CHALLENGE = Copy all the material below, exactly as it stands.

⁂

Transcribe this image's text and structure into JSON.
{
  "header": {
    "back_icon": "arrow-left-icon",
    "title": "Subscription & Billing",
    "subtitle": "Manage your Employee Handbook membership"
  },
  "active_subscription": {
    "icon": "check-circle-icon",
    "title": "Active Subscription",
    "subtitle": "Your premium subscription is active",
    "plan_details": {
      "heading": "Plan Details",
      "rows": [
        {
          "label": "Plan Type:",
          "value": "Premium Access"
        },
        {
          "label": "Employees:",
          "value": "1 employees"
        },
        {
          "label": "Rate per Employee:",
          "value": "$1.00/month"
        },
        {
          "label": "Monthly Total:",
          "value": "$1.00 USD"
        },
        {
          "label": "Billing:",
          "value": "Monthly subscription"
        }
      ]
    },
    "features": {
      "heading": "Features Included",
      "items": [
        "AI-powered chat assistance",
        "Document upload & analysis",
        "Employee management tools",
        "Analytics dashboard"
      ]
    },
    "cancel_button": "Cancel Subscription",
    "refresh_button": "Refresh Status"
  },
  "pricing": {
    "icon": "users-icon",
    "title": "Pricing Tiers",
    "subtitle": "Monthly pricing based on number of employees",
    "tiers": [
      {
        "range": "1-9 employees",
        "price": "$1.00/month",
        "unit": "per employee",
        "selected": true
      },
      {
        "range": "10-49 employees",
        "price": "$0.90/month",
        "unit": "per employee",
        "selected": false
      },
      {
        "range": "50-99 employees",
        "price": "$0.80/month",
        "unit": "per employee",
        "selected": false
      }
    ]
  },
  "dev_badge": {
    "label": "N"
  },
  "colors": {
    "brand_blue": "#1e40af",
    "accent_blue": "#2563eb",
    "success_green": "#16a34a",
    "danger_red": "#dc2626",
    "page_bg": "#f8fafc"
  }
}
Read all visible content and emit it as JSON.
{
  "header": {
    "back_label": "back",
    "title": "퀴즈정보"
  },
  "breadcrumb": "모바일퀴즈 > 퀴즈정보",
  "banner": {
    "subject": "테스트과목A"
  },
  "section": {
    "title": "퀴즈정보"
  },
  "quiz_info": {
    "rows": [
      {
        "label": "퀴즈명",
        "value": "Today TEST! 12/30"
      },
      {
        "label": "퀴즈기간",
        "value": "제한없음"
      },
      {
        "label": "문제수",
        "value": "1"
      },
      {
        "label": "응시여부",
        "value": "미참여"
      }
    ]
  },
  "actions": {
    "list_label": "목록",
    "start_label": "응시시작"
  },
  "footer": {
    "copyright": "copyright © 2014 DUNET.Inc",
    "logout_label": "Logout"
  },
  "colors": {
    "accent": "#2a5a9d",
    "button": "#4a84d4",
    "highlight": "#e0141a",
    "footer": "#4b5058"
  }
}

⁂

RESPONSE TO THIS EXERCISE =
Transcribe this image's text and structure into JSON.
{
  "header": {
    "back_icon": "arrow-left-icon",
    "title": "Subscription & Billing",
    "subtitle": "Manage your Employee Handbook membership"
  },
  "active_subscription": {
    "icon": "check-circle-icon",
    "title": "Active Subscription",
    "subtitle": "Your premium subscription is active",
    "plan_details": {
      "heading": "Plan Details",
      "rows": [
        {
          "label": "Plan Type:",
          "value": "Premium Access"
        },
        {
          "label": "Employees:",
          "value": "1 employees"
        },
        {
          "label": "Rate per Employee:",
          "value": "$1.00/month"
        },
        {
          "label": "Monthly Total:",
          "value": "$1.00 USD"
        },
        {
          "label": "Billing:",
          "value": "Monthly subscription"
        }
      ]
    },
    "features": {
      "heading": "Features Included",
      "items": [
        "AI-powered chat assistance",
        "Document upload & analysis",
        "Employee management tools",
        "Analytics dashboard"
      ]
    },
    "cancel_button": "Cancel Subscription",
    "refresh_button": "Refresh Status"
  },
  "pricing": {
    "icon": "users-icon",
    "title": "Pricing Tiers",
    "subtitle": "Monthly pricing based on number of employees",
    "tiers": [
      {
        "range": "1-9 employees",
        "price": "$1.00/month",
        "unit": "per employee",
        "selected": true
      },
      {
        "range": "10-49 employees",
        "price": "$0.90/month",
        "unit": "per employee",
        "selected": false
      },
      {
        "range": "50-99 employees",
        "price": "$0.80/month",
        "unit": "per employee",
        "selected": false
      }
    ]
  },
  "dev_badge": {
    "label": "N"
  },
  "colors": {
    "brand_blue": "#1e40af",
    "accent_blue": "#2563eb",
    "success_green": "#16a34a",
    "danger_red": "#dc2626",
    "page_bg": "#f8fafc"
  }
}
Read all visible content and emit it as JSON.
{
  "header": {
    "back_label": "back",
    "title": "퀴즈정보"
  },
  "breadcrumb": "모바일퀴즈 > 퀴즈정보",
  "banner": {
    "subject": "테스트과목A"
  },
  "section": {
    "title": "퀴즈정보"
  },
  "quiz_info": {
    "rows": [
      {
        "label": "퀴즈명",
        "value": "Today TEST! 12/30"
      },
      {
        "label": "퀴즈기간",
        "value": "제한없음"
      },
      {
        "label": "문제수",
        "value": "1"
      },
      {
        "label": "응시여부",
        "value": "미참여"
      }
    ]
  },
  "actions": {
    "list_label": "목록",
    "start_label": "응시시작"
  },
  "footer": {
    "copyright": "copyright © 2014 DUNET.Inc",
    "logout_label": "Logout"
  },
  "colors": {
    "accent": "#2a5a9d",
    "button": "#4a84d4",
    "highlight": "#e0141a",
    "footer": "#4b5058"
  }
}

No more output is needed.